## Tarefa proposta 1
Liste todas as quantidades expressas com números no texto "Os amantes da ópera vão ao futebol".
## Tarefa proposta 2
Dê prosseguimento ao texto "Os amantes da ópera vão ao futebol" a partir da última frase apresentada.

## Texto
Os amantes da ópera vão ao futebol

Da mesma Sarajevo da qual vemos atual­mente, ao vivo, pela TV, imagens extrema­mente cruéis de guerra, vinha uma notícia in­quietante há exatos 80 anos: fora assassinado ali o arquiduque Francisco Ferdinando, her­deiro do Império Austro-húngaro.

Numa Euro­pa conturbada, tal incidente foi o estopim para detonar em seguida a I Guerra Mundial, inicia­da por ataques da Alemanha contra a Rússia. Em São Paulo tais notícias ainda demoravam a chegar. Com 320 mil habitantes. a cidade tinha como prefeito Washington Luís Pereira de Souza, um político que chegaria à Presidência da República – e da qual sairia deposto – e era pacata, apesar de contar com cerca de 300 in­dústrias. Via algumas novidades, como umas pessoas de baixa estatura e olho puxado, o japoneses, que começaram a chegar ao país seis anos antes. Nada de estranhar. contudo, numa terra de imigrantes.

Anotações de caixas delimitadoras
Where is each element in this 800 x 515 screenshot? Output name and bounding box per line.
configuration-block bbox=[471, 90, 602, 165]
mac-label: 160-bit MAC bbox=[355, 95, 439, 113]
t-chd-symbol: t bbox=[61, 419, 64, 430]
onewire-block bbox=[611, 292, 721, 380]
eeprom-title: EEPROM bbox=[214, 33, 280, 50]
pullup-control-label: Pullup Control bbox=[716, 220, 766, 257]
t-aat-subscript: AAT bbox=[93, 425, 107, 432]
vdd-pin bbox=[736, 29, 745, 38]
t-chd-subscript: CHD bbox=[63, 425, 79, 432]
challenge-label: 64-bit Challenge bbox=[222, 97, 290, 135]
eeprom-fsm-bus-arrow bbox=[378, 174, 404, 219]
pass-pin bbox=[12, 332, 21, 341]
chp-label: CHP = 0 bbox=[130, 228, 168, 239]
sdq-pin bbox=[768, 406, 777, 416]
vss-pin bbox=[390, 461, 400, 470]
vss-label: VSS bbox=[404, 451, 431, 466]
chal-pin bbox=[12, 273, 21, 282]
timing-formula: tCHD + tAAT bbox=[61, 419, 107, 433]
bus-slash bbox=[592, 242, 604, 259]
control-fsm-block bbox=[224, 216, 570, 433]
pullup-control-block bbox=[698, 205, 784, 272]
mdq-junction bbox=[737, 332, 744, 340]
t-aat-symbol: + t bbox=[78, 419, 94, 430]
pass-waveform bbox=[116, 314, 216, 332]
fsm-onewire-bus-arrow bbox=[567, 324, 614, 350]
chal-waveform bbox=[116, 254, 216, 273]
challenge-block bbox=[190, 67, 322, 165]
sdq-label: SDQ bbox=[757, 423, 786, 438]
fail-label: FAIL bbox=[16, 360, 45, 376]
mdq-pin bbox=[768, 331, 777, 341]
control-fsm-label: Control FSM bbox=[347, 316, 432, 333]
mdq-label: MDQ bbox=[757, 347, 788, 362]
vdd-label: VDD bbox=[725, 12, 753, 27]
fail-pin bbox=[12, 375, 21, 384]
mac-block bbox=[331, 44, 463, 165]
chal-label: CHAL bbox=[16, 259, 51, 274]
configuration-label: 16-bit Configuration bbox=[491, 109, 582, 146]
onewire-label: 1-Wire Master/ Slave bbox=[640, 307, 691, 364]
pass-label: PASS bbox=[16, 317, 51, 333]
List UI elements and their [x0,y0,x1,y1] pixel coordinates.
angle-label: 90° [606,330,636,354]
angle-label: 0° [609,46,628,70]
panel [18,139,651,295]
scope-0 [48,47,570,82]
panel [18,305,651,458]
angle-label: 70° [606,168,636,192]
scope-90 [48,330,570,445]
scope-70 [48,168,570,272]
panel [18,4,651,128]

## Resultado do exercício 1
exatos 80 anos
320 mil habitantes
cerca de 300 indústrias
seis anos antes

## Resultado do exercício 2
Pelas ruas, o bonde ia tornando-se comum, sem mais aquele ar de novidade causado pelo primeiro, quando começou a circular na aveni­da Paulista. O paulistano, afinal, tinha coisa mais moderna da qual se orgulhar. Pois naquele 1914 coube a um cidadão da terra, Edú Chaves, realizar proeza das mais eletrizantes ao fazer o primeiro vôo de avião de longa distância, fa­zendo o trajeto São Paulo-Rio em inacre­ditáveis, para a época, quatro horas e meia.

Diversões, havia poucas. Os mais ricos dis­punham de mais, é claro. Afinal. tinham, novi­nho em folha, o imponente Theatro Municipal, obra do arquiteto Ramos de Azevedo, que fora inaugurado em 1911, dando, como se dizia na época, a ópera “Hamlet”.

Theatro Municipal, 1914, São Paulo.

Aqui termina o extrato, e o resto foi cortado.